WHAT THE EXERCISE ASKS = Pull out every line containing the string "antes".

SUPPLIED DATA =

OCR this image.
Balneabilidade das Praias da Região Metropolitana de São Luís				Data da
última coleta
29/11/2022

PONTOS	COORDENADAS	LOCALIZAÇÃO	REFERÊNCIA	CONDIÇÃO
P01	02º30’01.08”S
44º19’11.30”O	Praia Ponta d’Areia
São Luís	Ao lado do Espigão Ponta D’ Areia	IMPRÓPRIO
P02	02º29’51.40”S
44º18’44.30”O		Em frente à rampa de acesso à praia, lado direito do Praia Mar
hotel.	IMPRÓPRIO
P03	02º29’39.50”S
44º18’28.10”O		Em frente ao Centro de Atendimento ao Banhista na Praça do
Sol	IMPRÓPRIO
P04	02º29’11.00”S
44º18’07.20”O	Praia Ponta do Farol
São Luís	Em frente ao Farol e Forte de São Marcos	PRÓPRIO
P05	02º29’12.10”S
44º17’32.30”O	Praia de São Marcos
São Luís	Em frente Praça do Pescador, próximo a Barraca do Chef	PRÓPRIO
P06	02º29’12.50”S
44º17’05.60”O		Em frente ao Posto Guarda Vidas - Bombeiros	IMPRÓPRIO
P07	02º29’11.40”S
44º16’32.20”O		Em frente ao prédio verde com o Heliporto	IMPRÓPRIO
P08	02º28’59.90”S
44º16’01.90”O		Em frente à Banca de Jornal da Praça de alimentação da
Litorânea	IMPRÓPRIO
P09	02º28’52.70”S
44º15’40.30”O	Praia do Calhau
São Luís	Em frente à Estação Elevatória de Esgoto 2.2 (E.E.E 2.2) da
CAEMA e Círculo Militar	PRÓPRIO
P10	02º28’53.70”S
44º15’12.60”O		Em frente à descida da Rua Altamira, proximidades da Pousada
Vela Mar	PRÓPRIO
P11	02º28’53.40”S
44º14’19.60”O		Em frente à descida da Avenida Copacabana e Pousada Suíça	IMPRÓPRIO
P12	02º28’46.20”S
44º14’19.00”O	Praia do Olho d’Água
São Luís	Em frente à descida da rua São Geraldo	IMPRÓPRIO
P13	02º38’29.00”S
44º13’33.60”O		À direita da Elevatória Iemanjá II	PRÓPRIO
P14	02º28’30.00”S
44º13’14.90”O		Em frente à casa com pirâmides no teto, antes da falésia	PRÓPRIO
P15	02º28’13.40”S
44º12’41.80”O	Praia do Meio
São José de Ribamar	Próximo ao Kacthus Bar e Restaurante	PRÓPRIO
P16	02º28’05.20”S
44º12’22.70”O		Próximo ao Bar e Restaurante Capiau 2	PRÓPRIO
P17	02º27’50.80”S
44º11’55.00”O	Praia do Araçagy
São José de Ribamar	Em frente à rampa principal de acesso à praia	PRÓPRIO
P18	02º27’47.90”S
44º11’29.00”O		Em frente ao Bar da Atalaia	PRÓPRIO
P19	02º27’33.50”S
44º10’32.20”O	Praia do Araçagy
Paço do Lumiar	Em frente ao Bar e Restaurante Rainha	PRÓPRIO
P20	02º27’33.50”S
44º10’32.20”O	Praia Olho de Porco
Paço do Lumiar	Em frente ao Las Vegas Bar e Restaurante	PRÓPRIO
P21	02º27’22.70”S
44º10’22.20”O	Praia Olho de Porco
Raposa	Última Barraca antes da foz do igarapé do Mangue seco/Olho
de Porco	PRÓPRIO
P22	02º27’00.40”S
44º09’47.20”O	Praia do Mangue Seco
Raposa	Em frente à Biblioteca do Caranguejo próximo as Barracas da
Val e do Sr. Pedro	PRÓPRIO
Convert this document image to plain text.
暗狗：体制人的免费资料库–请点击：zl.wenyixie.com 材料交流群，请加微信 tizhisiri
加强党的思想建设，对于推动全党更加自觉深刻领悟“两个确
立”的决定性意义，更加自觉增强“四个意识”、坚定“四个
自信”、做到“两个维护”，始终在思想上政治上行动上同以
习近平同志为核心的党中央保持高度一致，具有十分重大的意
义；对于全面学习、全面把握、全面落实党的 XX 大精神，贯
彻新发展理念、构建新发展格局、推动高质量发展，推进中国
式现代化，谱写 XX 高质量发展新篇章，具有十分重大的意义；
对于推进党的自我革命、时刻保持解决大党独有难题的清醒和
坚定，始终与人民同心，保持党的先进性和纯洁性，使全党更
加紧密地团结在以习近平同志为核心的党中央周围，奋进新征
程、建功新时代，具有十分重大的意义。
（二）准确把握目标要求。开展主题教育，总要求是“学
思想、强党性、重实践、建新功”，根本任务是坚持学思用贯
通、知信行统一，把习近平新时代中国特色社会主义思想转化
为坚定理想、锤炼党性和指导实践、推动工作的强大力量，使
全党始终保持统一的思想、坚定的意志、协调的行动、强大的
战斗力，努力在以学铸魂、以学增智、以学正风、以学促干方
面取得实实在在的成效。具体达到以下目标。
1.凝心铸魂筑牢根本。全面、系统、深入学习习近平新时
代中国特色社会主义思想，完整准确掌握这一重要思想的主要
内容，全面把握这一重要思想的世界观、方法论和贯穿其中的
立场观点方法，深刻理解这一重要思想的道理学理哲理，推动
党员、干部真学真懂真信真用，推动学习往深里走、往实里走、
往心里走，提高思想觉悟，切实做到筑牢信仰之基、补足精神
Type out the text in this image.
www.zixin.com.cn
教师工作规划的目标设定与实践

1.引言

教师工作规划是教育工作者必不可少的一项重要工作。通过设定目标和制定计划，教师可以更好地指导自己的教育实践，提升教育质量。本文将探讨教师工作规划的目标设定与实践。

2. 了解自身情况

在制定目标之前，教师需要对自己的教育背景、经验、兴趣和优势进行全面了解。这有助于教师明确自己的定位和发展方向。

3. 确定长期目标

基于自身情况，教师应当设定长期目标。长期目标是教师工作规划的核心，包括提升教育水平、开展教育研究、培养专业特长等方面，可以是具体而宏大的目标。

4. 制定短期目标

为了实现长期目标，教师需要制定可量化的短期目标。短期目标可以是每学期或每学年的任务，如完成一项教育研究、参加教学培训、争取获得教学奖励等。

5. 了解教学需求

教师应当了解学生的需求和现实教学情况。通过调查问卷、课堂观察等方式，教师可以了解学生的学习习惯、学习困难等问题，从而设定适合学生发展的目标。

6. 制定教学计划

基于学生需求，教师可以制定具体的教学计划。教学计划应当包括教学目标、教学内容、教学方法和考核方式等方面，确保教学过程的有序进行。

SOLUTION TO THIS PROBLEM =
44º13’14.90”O		Em frente à casa com pirâmides no teto, antes da falésia	PRÓPRIO
Raposa	Última Barraca antes da foz do igarapé do Mangue seco/Olho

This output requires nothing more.